> **Task material**:
>>>

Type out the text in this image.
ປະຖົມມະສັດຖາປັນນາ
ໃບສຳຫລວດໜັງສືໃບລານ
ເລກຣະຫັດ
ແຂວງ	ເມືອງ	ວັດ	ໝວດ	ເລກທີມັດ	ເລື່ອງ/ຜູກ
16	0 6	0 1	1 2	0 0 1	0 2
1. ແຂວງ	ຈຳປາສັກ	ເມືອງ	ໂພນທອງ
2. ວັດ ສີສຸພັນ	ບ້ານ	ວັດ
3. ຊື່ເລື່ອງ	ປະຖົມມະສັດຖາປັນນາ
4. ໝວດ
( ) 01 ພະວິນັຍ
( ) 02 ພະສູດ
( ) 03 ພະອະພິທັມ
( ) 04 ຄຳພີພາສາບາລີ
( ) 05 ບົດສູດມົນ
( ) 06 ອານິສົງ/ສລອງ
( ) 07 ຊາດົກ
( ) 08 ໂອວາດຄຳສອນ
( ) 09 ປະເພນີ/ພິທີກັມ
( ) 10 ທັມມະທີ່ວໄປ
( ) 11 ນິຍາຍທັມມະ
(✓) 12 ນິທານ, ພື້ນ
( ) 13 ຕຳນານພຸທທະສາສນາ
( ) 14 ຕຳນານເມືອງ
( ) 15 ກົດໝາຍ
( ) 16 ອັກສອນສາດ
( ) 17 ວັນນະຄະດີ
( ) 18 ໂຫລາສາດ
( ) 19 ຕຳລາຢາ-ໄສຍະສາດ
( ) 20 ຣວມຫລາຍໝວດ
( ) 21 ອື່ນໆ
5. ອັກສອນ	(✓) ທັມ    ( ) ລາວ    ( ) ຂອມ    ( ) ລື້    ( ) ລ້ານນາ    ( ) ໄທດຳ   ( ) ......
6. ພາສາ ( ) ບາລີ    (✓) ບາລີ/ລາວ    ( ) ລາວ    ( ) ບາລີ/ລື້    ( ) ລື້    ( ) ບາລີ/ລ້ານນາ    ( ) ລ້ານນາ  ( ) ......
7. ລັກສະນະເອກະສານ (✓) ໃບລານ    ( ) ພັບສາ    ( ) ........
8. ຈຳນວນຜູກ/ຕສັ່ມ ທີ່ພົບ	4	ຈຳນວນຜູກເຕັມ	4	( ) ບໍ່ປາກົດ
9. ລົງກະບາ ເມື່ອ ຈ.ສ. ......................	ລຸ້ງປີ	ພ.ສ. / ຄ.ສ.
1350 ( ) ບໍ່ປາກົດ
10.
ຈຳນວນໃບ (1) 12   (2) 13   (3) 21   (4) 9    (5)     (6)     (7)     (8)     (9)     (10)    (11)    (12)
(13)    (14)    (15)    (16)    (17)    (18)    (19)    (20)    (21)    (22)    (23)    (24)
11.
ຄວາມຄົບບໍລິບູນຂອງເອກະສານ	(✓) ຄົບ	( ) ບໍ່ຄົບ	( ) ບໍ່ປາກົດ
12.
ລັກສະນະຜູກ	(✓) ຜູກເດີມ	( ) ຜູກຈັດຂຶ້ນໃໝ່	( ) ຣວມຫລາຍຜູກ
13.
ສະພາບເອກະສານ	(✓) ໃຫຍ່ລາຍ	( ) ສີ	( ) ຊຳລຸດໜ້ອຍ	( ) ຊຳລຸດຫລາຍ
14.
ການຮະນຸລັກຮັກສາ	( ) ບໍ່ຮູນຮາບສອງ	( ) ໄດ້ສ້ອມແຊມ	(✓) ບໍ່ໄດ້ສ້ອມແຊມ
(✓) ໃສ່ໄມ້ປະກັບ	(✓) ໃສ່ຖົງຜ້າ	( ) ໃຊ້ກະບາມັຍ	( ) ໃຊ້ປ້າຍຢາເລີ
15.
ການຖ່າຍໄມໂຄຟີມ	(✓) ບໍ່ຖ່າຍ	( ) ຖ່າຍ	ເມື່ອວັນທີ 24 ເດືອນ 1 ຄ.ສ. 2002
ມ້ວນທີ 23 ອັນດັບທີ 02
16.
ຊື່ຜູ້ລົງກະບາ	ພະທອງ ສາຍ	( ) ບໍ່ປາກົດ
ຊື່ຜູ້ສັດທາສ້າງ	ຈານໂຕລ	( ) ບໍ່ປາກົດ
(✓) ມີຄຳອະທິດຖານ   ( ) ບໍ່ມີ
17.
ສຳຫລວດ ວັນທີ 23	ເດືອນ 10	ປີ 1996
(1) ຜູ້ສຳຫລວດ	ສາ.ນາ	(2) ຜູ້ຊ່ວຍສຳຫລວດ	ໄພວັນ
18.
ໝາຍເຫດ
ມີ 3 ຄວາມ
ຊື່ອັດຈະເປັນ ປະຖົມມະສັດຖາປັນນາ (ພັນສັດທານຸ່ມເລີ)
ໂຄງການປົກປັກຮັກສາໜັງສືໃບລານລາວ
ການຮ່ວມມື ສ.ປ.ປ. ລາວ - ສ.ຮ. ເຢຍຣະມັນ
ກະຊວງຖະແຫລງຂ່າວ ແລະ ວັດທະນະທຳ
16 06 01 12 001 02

<<<

> **Task objective**: Check each line above for the string "ແຂວງ" and show the ones that have it.

> **Answer in full**:
ແຂວງ	ເມືອງ	ວັດ	ໝວດ	ເລກທີມັດ	ເລື່ອງ/ຜູກ
1. ແຂວງ	ຈຳປາສັກ	ເມືອງ	ໂພນທອງ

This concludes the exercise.